> [INSTRUCTIONS FOR THE TASK]
Review the material and extract every line in which the word "对有军功者授予爵位并赏赐土地" occurs.
***** GIVEN ENTRIES *****
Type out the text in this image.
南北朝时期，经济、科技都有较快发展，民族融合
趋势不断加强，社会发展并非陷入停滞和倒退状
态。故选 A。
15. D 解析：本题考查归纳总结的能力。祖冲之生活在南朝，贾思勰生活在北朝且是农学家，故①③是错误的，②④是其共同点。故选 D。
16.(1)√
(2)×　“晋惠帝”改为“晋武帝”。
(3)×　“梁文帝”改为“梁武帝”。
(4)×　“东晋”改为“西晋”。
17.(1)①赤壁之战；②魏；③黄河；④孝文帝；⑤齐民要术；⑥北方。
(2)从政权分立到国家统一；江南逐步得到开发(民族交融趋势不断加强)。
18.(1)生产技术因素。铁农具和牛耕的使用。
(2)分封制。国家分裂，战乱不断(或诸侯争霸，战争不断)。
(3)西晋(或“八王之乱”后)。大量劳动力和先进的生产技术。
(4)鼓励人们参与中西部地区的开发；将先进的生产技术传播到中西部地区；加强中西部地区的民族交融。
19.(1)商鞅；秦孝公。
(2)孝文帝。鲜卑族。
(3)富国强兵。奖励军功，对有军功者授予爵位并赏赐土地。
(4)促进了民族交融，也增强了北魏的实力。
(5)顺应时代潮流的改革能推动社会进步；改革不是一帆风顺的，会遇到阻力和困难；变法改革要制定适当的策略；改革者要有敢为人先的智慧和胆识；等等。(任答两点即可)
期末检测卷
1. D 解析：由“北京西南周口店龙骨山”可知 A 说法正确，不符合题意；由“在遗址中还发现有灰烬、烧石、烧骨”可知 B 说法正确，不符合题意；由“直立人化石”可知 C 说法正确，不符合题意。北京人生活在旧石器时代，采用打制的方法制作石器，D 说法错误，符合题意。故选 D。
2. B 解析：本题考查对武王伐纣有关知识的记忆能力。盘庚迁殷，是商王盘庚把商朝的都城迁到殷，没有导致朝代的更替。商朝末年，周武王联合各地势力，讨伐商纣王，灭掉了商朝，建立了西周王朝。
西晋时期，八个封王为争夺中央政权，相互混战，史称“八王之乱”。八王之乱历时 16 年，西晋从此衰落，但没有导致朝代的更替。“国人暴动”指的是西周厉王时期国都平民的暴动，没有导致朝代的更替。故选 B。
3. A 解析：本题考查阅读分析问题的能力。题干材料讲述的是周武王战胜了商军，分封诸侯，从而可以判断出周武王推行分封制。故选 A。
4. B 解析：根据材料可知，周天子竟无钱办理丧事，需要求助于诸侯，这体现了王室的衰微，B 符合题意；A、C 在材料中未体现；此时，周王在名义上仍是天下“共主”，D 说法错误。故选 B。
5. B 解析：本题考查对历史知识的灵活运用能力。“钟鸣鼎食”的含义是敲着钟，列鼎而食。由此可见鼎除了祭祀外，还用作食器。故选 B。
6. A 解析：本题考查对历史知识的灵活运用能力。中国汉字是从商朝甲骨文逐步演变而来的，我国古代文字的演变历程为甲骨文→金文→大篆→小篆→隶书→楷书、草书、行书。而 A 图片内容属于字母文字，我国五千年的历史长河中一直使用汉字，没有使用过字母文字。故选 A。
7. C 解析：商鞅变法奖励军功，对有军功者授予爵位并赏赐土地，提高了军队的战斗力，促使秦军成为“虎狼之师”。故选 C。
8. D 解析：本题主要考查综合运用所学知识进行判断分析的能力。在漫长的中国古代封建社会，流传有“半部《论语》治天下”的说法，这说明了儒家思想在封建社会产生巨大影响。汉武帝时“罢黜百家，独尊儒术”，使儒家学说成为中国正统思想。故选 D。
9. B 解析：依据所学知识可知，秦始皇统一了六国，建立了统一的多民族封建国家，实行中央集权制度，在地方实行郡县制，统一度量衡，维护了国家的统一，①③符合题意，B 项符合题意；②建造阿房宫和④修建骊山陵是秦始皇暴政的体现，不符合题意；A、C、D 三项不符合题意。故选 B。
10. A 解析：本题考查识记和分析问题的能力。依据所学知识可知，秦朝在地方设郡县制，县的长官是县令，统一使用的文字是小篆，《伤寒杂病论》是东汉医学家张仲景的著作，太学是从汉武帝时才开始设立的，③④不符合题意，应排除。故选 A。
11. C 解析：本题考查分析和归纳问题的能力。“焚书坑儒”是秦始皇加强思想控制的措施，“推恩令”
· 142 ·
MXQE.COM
*****
> [TASK SOLUTION]
(3)富国强兵。奖励军功，对有军功者授予爵位并赏赐土地。
7. C 解析：商鞅变法奖励军功，对有军功者授予爵位并赏赐土地，提高了军队的战斗力，促使秦军成为“虎狼之师”。故选 C。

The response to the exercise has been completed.